━━━━━ Records for processing ━━━━━
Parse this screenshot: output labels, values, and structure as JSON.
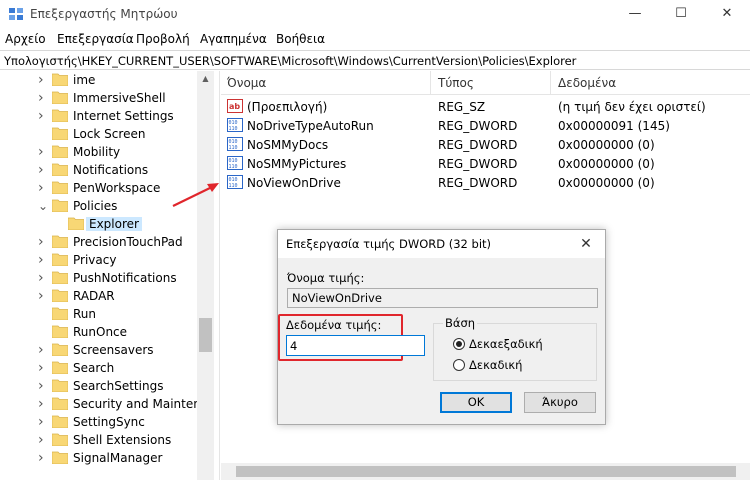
{
  "window": {
    "title": "Επεξεργαστής Μητρώου",
    "minimize": "—",
    "maximize": "☐",
    "close": "✕"
  },
  "menu": [
    "Αρχείο",
    "Επεξεργασία",
    "Προβολή",
    "Αγαπημένα",
    "Βοήθεια"
  ],
  "address": "Υπολογιστής\\HKEY_CURRENT_USER\\SOFTWARE\\Microsoft\\Windows\\CurrentVersion\\Policies\\Explorer",
  "tree": [
    {
      "label": "ime",
      "state": "collapsed"
    },
    {
      "label": "ImmersiveShell",
      "state": "collapsed"
    },
    {
      "label": "Internet Settings",
      "state": "collapsed"
    },
    {
      "label": "Lock Screen",
      "state": "none"
    },
    {
      "label": "Mobility",
      "state": "collapsed"
    },
    {
      "label": "Notifications",
      "state": "collapsed"
    },
    {
      "label": "PenWorkspace",
      "state": "collapsed"
    },
    {
      "label": "Policies",
      "state": "expanded"
    },
    {
      "label": "Explorer",
      "state": "selected"
    },
    {
      "label": "PrecisionTouchPad",
      "state": "collapsed"
    },
    {
      "label": "Privacy",
      "state": "collapsed"
    },
    {
      "label": "PushNotifications",
      "state": "collapsed"
    },
    {
      "label": "RADAR",
      "state": "collapsed"
    },
    {
      "label": "Run",
      "state": "none"
    },
    {
      "label": "RunOnce",
      "state": "none"
    },
    {
      "label": "Screensavers",
      "state": "collapsed"
    },
    {
      "label": "Search",
      "state": "collapsed"
    },
    {
      "label": "SearchSettings",
      "state": "collapsed"
    },
    {
      "label": "Security and Maintenar",
      "state": "collapsed"
    },
    {
      "label": "SettingSync",
      "state": "collapsed"
    },
    {
      "label": "Shell Extensions",
      "state": "collapsed"
    },
    {
      "label": "SignalManager",
      "state": "collapsed"
    }
  ],
  "list": {
    "columns": [
      "Όνομα",
      "Τύπος",
      "Δεδομένα"
    ],
    "rows": [
      {
        "icon": "string-value-icon",
        "name": "(Προεπιλογή)",
        "type": "REG_SZ",
        "data": "(η τιμή δεν έχει οριστεί)"
      },
      {
        "icon": "binary-value-icon",
        "name": "NoDriveTypeAutoRun",
        "type": "REG_DWORD",
        "data": "0x00000091 (145)"
      },
      {
        "icon": "binary-value-icon",
        "name": "NoSMMyDocs",
        "type": "REG_DWORD",
        "data": "0x00000000 (0)"
      },
      {
        "icon": "binary-value-icon",
        "name": "NoSMMyPictures",
        "type": "REG_DWORD",
        "data": "0x00000000 (0)"
      },
      {
        "icon": "binary-value-icon",
        "name": "NoViewOnDrive",
        "type": "REG_DWORD",
        "data": "0x00000000 (0)"
      }
    ]
  },
  "dialog": {
    "title": "Επεξεργασία τιμής DWORD (32 bit)",
    "close": "✕",
    "name_label": "Όνομα τιμής:",
    "name_value": "NoViewOnDrive",
    "value_label": "Δεδομένα τιμής:",
    "value": "4",
    "base_label": "Βάση",
    "hex_label": "Δεκαεξαδική",
    "dec_label": "Δεκαδική",
    "ok": "OK",
    "cancel": "Άκυρο"
  },
  "colors": {
    "highlight": "#e0262c",
    "selection": "#cce8ff",
    "folder": "#f8d775",
    "accent": "#0078d7"
  }
}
━━━━━
Task description: Extract the full listing exactly, with the pictures left out.

Finished answer:
Parse this screenshot: output labels, values, and structure as JSON.
{
  "window": {
    "title": "Επεξεργαστής Μητρώου",
    "minimize": "—",
    "maximize": "☐",
    "close": "✕"
  },
  "menu": [
    "Αρχείο",
    "Επεξεργασία",
    "Προβολή",
    "Αγαπημένα",
    "Βοήθεια"
  ],
  "address": "Υπολογιστής\\HKEY_CURRENT_USER\\SOFTWARE\\Microsoft\\Windows\\CurrentVersion\\Policies\\Explorer",
  "tree": [
    {
      "label": "ime",
      "state": "collapsed"
    },
    {
      "label": "ImmersiveShell",
      "state": "collapsed"
    },
    {
      "label": "Internet Settings",
      "state": "collapsed"
    },
    {
      "label": "Lock Screen",
      "state": "none"
    },
    {
      "label": "Mobility",
      "state": "collapsed"
    },
    {
      "label": "Notifications",
      "state": "collapsed"
    },
    {
      "label": "PenWorkspace",
      "state": "collapsed"
    },
    {
      "label": "Policies",
      "state": "expanded"
    },
    {
      "label": "Explorer",
      "state": "selected"
    },
    {
      "label": "PrecisionTouchPad",
      "state": "collapsed"
    },
    {
      "label": "Privacy",
      "state": "collapsed"
    },
    {
      "label": "PushNotifications",
      "state": "collapsed"
    },
    {
      "label": "RADAR",
      "state": "collapsed"
    },
    {
      "label": "Run",
      "state": "none"
    },
    {
      "label": "RunOnce",
      "state": "none"
    },
    {
      "label": "Screensavers",
      "state": "collapsed"
    },
    {
      "label": "Search",
      "state": "collapsed"
    },
    {
      "label": "SearchSettings",
      "state": "collapsed"
    },
    {
      "label": "Security and Maintenar",
      "state": "collapsed"
    },
    {
      "label": "SettingSync",
      "state": "collapsed"
    },
    {
      "label": "Shell Extensions",
      "state": "collapsed"
    },
    {
      "label": "SignalManager",
      "state": "collapsed"
    }
  ],
  "list": {
    "columns": [
      "Όνομα",
      "Τύπος",
      "Δεδομένα"
    ],
    "rows": [
      {
        "icon": "string-value-icon",
        "name": "(Προεπιλογή)",
        "type": "REG_SZ",
        "data": "(η τιμή δεν έχει οριστεί)"
      },
      {
        "icon": "binary-value-icon",
        "name": "NoDriveTypeAutoRun",
        "type": "REG_DWORD",
        "data": "0x00000091 (145)"
      },
      {
        "icon": "binary-value-icon",
        "name": "NoSMMyDocs",
        "type": "REG_DWORD",
        "data": "0x00000000 (0)"
      },
      {
        "icon": "binary-value-icon",
        "name": "NoSMMyPictures",
        "type": "REG_DWORD",
        "data": "0x00000000 (0)"
      },
      {
        "icon": "binary-value-icon",
        "name": "NoViewOnDrive",
        "type": "REG_DWORD",
        "data": "0x00000000 (0)"
      }
    ]
  },
  "dialog": {
    "title": "Επεξεργασία τιμής DWORD (32 bit)",
    "close": "✕",
    "name_label": "Όνομα τιμής:",
    "name_value": "NoViewOnDrive",
    "value_label": "Δεδομένα τιμής:",
    "value": "4",
    "base_label": "Βάση",
    "hex_label": "Δεκαεξαδική",
    "dec_label": "Δεκαδική",
    "ok": "OK",
    "cancel": "Άκυρο"
  },
  "colors": {
    "highlight": "#e0262c",
    "selection": "#cce8ff",
    "folder": "#f8d775",
    "accent": "#0078d7"
  }
}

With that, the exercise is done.